* _EXERCISE AIM_: Reproduce the listing exactly, with no pictures in your copy.

START RECORDED INFORMATION

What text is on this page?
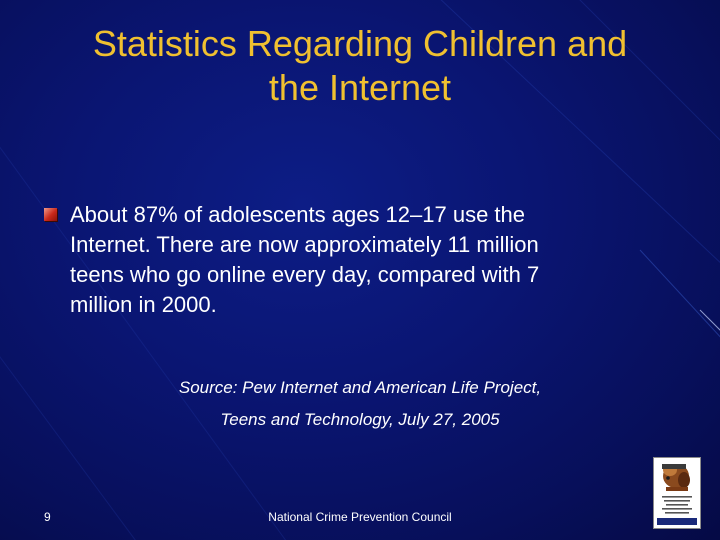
Statistics Regarding Children and
the Internet
About 87% of adolescents ages 12–17 use the
Internet. There are now approximately 11 million
teens who go online every day, compared with 7
million in 2000.
Source: Pew Internet and American Life Project,
Teens and Technology, July 27, 2005
9	National Crime Prevention Council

END RECORDED INFORMATION

* _COMPLETE RESPONSE_:
What text is on this page?
Statistics Regarding Children and
the Internet
About 87% of adolescents ages 12–17 use the
Internet. There are now approximately 11 million
teens who go online every day, compared with 7
million in 2000.
Source: Pew Internet and American Life Project,
Teens and Technology, July 27, 2005
9	National Crime Prevention Council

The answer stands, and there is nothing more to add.